— START Dataset extract —

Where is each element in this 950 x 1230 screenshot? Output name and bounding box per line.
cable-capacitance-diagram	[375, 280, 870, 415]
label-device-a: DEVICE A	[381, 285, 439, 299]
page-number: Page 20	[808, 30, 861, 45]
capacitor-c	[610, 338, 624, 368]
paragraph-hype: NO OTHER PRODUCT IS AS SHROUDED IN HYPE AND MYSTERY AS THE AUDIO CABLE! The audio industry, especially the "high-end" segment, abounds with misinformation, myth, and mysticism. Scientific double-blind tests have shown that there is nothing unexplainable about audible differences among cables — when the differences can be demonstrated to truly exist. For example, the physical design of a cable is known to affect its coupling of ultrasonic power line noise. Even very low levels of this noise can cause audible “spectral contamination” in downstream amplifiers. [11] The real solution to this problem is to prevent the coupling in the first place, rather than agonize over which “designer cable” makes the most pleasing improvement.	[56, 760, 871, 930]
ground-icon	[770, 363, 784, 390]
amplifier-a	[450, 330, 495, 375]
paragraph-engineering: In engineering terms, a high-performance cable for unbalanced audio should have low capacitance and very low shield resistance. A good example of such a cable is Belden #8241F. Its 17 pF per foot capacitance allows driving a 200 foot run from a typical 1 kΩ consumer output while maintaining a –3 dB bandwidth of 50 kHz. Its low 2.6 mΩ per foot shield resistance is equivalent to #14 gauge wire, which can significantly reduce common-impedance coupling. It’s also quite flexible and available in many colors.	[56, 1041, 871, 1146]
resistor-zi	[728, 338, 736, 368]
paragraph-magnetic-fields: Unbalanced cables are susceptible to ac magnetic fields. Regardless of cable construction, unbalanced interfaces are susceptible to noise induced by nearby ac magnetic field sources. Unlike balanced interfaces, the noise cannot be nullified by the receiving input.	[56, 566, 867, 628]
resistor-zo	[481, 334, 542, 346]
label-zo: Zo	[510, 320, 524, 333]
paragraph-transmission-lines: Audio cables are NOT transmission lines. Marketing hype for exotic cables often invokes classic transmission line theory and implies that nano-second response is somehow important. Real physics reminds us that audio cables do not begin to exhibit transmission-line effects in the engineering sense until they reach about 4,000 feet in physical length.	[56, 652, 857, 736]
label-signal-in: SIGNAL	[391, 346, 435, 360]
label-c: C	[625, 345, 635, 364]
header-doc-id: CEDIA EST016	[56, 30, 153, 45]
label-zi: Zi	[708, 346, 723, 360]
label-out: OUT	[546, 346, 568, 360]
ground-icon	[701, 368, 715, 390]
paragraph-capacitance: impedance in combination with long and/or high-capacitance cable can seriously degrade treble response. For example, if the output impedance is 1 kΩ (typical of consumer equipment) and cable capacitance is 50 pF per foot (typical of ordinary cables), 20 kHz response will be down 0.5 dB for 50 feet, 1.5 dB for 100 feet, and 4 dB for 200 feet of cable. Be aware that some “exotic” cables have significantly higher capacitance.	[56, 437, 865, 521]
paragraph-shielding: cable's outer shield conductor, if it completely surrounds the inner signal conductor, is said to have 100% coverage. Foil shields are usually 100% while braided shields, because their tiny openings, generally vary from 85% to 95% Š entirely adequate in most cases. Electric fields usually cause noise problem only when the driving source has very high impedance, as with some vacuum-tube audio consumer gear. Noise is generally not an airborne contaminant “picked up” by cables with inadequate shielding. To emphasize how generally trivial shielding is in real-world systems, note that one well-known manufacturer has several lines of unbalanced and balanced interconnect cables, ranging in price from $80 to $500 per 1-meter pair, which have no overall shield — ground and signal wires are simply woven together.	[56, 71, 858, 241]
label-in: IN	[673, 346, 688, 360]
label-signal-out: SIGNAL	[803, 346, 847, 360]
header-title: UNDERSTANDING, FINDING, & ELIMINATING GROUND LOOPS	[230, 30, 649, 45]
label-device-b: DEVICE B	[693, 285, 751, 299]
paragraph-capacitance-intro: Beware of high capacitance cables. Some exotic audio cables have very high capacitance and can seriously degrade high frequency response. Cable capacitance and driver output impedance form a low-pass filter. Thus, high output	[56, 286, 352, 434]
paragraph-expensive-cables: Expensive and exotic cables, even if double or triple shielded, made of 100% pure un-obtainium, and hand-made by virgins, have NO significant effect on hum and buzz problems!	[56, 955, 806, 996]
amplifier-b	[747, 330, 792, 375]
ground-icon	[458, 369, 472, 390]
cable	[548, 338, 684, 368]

— END Dataset extract —

◆ What the task requires
Reproduce all of the material above line for line, changing nothing.

◆ Task output
Where is each element in this 950 x 1230 screenshot? Output name and bounding box per line.
cable-capacitance-diagram	[375, 280, 870, 415]
label-device-a: DEVICE A	[381, 285, 439, 299]
page-number: Page 20	[808, 30, 861, 45]
capacitor-c	[610, 338, 624, 368]
paragraph-hype: NO OTHER PRODUCT IS AS SHROUDED IN HYPE AND MYSTERY AS THE AUDIO CABLE! The audio industry, especially the "high-end" segment, abounds with misinformation, myth, and mysticism. Scientific double-blind tests have shown that there is nothing unexplainable about audible differences among cables — when the differences can be demonstrated to truly exist. For example, the physical design of a cable is known to affect its coupling of ultrasonic power line noise. Even very low levels of this noise can cause audible “spectral contamination” in downstream amplifiers. [11] The real solution to this problem is to prevent the coupling in the first place, rather than agonize over which “designer cable” makes the most pleasing improvement.	[56, 760, 871, 930]
ground-icon	[770, 363, 784, 390]
amplifier-a	[450, 330, 495, 375]
paragraph-engineering: In engineering terms, a high-performance cable for unbalanced audio should have low capacitance and very low shield resistance. A good example of such a cable is Belden #8241F. Its 17 pF per foot capacitance allows driving a 200 foot run from a typical 1 kΩ consumer output while maintaining a –3 dB bandwidth of 50 kHz. Its low 2.6 mΩ per foot shield resistance is equivalent to #14 gauge wire, which can significantly reduce common-impedance coupling. It’s also quite flexible and available in many colors.	[56, 1041, 871, 1146]
resistor-zi	[728, 338, 736, 368]
paragraph-magnetic-fields: Unbalanced cables are susceptible to ac magnetic fields. Regardless of cable construction, unbalanced interfaces are susceptible to noise induced by nearby ac magnetic field sources. Unlike balanced interfaces, the noise cannot be nullified by the receiving input.	[56, 566, 867, 628]
resistor-zo	[481, 334, 542, 346]
label-zo: Zo	[510, 320, 524, 333]
paragraph-transmission-lines: Audio cables are NOT transmission lines. Marketing hype for exotic cables often invokes classic transmission line theory and implies that nano-second response is somehow important. Real physics reminds us that audio cables do not begin to exhibit transmission-line effects in the engineering sense until they reach about 4,000 feet in physical length.	[56, 652, 857, 736]
label-signal-in: SIGNAL	[391, 346, 435, 360]
label-c: C	[625, 345, 635, 364]
header-doc-id: CEDIA EST016	[56, 30, 153, 45]
label-zi: Zi	[708, 346, 723, 360]
label-out: OUT	[546, 346, 568, 360]
ground-icon	[701, 368, 715, 390]
paragraph-capacitance: impedance in combination with long and/or high-capacitance cable can seriously degrade treble response. For example, if the output impedance is 1 kΩ (typical of consumer equipment) and cable capacitance is 50 pF per foot (typical of ordinary cables), 20 kHz response will be down 0.5 dB for 50 feet, 1.5 dB for 100 feet, and 4 dB for 200 feet of cable. Be aware that some “exotic” cables have significantly higher capacitance.	[56, 437, 865, 521]
paragraph-shielding: cable's outer shield conductor, if it completely surrounds the inner signal conductor, is said to have 100% coverage. Foil shields are usually 100% while braided shields, because their tiny openings, generally vary from 85% to 95% Š entirely adequate in most cases. Electric fields usually cause noise problem only when the driving source has very high impedance, as with some vacuum-tube audio consumer gear. Noise is generally not an airborne contaminant “picked up” by cables with inadequate shielding. To emphasize how generally trivial shielding is in real-world systems, note that one well-known manufacturer has several lines of unbalanced and balanced interconnect cables, ranging in price from $80 to $500 per 1-meter pair, which have no overall shield — ground and signal wires are simply woven together.	[56, 71, 858, 241]
label-in: IN	[673, 346, 688, 360]
label-signal-out: SIGNAL	[803, 346, 847, 360]
header-title: UNDERSTANDING, FINDING, & ELIMINATING GROUND LOOPS	[230, 30, 649, 45]
label-device-b: DEVICE B	[693, 285, 751, 299]
paragraph-capacitance-intro: Beware of high capacitance cables. Some exotic audio cables have very high capacitance and can seriously degrade high frequency response. Cable capacitance and driver output impedance form a low-pass filter. Thus, high output	[56, 286, 352, 434]
paragraph-expensive-cables: Expensive and exotic cables, even if double or triple shielded, made of 100% pure un-obtainium, and hand-made by virgins, have NO significant effect on hum and buzz problems!	[56, 955, 806, 996]
amplifier-b	[747, 330, 792, 375]
ground-icon	[458, 369, 472, 390]
cable	[548, 338, 684, 368]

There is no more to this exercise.